**PROBLEM STATEMENT**
Of the lines in this material, how many contain "chairs"? Answer with a single number only.

======== STORED ROWS

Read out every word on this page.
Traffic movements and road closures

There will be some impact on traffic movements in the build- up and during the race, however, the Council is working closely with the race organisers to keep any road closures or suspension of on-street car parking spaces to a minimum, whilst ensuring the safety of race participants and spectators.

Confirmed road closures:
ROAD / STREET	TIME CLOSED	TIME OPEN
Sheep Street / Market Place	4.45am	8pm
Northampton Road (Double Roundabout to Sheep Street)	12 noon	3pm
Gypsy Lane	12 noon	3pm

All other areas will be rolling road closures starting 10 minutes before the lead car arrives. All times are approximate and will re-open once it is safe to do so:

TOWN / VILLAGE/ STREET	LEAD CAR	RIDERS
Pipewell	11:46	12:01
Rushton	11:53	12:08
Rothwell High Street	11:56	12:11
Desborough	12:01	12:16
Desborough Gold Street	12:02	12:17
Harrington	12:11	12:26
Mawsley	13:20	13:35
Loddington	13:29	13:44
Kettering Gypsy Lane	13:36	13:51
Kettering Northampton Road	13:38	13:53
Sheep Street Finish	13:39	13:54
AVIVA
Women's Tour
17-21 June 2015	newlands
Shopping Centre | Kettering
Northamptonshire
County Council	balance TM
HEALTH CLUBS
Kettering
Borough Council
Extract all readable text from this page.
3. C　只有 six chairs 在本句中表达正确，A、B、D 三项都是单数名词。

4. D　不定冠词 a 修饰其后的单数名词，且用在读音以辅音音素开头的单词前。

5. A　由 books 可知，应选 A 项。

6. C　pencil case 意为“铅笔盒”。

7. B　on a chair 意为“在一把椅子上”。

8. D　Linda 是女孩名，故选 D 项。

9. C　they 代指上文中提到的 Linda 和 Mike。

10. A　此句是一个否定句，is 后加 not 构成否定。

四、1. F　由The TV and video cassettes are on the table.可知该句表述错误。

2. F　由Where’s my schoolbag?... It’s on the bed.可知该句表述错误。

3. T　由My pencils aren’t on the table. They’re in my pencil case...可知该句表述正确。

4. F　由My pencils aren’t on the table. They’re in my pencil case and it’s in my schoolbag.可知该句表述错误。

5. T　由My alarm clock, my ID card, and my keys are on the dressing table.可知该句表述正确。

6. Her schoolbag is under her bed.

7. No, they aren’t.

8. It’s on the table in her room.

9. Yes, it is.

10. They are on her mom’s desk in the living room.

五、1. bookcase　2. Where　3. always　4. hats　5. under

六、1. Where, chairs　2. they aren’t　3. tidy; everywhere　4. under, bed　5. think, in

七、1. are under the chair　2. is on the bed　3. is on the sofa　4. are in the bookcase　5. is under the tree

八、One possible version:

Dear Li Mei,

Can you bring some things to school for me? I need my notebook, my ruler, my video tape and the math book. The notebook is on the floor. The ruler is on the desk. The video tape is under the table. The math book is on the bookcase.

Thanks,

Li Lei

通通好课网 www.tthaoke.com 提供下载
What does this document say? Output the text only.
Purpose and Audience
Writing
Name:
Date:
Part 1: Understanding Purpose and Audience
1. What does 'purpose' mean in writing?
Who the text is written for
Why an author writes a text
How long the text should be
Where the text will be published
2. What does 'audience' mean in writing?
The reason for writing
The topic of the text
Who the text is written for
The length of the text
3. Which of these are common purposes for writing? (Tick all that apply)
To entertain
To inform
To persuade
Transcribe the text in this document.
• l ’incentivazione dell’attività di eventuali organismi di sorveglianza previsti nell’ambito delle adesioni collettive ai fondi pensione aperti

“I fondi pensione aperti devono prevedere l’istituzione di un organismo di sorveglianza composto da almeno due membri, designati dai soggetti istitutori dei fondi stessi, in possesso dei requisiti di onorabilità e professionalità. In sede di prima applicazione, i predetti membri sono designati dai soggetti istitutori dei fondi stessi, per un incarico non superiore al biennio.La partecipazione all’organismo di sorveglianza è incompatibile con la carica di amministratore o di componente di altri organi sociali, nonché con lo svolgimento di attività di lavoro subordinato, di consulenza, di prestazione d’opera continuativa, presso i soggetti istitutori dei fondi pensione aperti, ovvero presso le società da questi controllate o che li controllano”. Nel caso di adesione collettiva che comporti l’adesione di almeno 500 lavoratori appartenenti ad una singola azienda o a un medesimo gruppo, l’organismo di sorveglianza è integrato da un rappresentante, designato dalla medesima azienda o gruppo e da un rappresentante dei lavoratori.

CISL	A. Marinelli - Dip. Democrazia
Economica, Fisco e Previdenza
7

================

**EXERCISE RESPONSE**
2